---------- Brano da leggere ----------
La fatica che oggi si avverte spesso, continua Delpini, «è quella di coinvolgere nella corresponsabilità anche realtà associative, non solo per ruoli a servizio della comunità cristiana, ma anche di altre forme: associazioni di volontariato, servizio ai poveri, promozione culturale». Poi ammette: «Non si può chiedere a tutti i laici la disponibilità, perché ci sono persone che hanno responsabilità familiari, professionali, o che vivono in condizioni di salute o di età tali per cui devono pensare a se stessi».

Tuttavia non mancano persone che dedicano tempo ed energie alla vita comunitaria. Per questo, dice l’arcivescovo: «Noi abbiamo motivi per avere molta gratitudine al Signore, perché sono molti i laici che si impegnano a servizio delle comunità. La Chiesa affida a molti laici ciò che ha di più prezioso: i ragazzi del catechismo, gli ammalati, le attività di animazione di alcuni momenti caratteristici».
---------- Dati forniti ----------
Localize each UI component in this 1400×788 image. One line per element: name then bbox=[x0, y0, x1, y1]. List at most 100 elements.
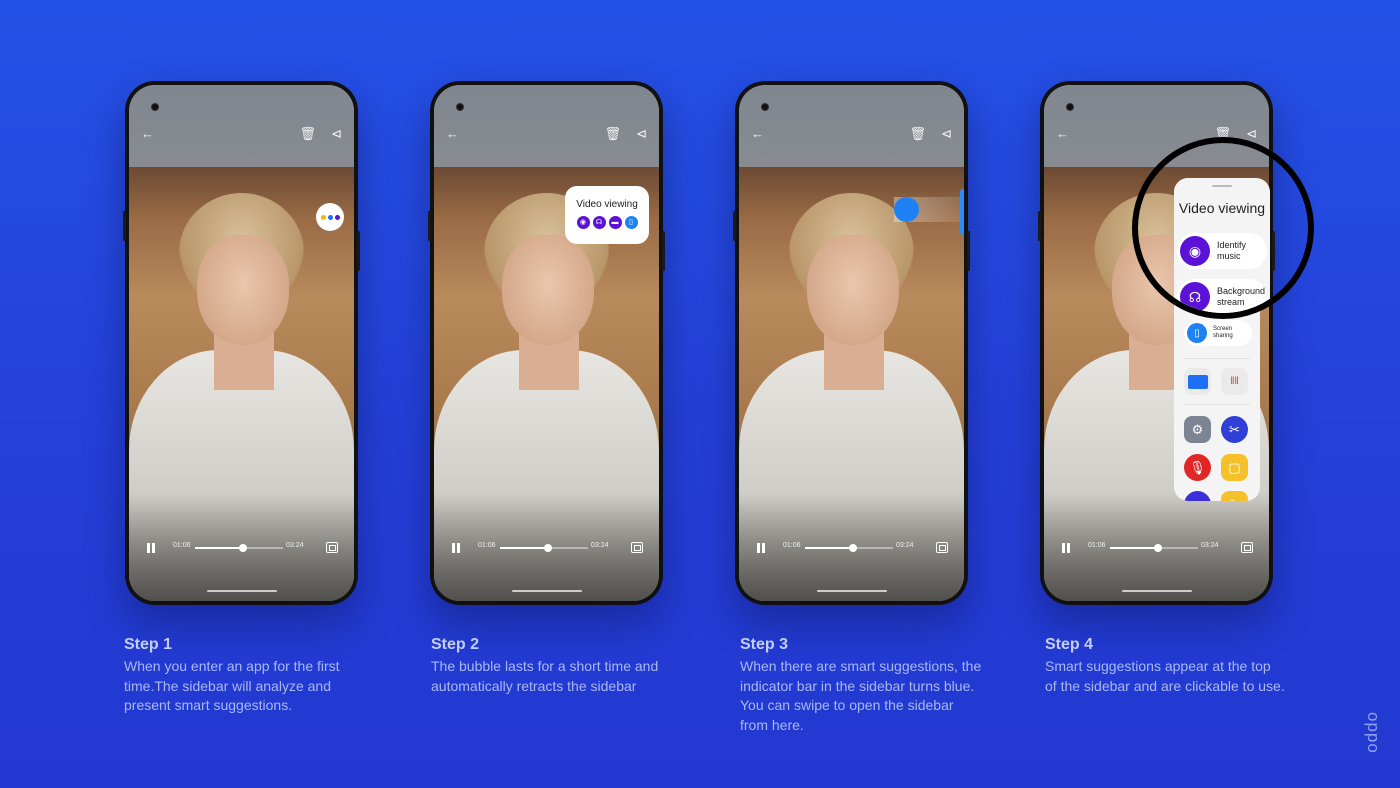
----------
## [Esercizio proposto 1]
Nel brano sull'impegno dei laici, che cosa affida la Chiesa a molti laici secondo l'arcivescovo?
## [Esercizio proposto 2]
Prosegui il brano sull'impegno dei laici nelle comunità, ripartendo dopo la sua ultima frase.

## [Risultato atteso 1]
I ragazzi del catechismo, gli ammalati e le attività di animazione di alcuni momenti caratteristici.

## [Risultato atteso 2]
Delpini suggerisce di istituire «la festa della riconoscenza» invitando tutti i collaboratori della parrocchia. «Noi non dobbiamo guardare la nostra gente per giudicarla – continua -, ma per ringraziare il Signore di quello che fa. Questo però non ci esonera dalla preoccupazione della formazione dei laici e in particolare degli operatori e collaboratori che hanno responsabilità nella comunità. Questo è uno degli obiettivi di questa sessione è quella di domandarci quali percorsi formativi sono proponibili e più urgenti. Quando diciamo che i laici non sono formati, non sono capaci, sanno tutto di ragioneria, fisica o storia moderna ma non sanno niente di catechismo, segnaliamo un aspetto serio, ma forse abbiamo parametri di giudizio troppo clericali. Invece di dire che il collaboratore dovrebbe sapere, dovrebbe avere, dovrebbe essere, chiediamoci: cosa c’è in questa storia di uomo o di donna? Cosa ha fatto lo Spirito santo tanto che questa persona collabora volentieri, è contenta di prestare servizio?».

Il «carisma laicale» però non è esente «dalla tentazione per un laico di tenere un incarico a vita per potere. È un pericolo che c’è e spesso segna le comunità allontanando le persone». Per questo l’arcivescovo si chiede se non sia il caso di assegnare incarichi temporanei, così come avviene per il Consiglio pastorale.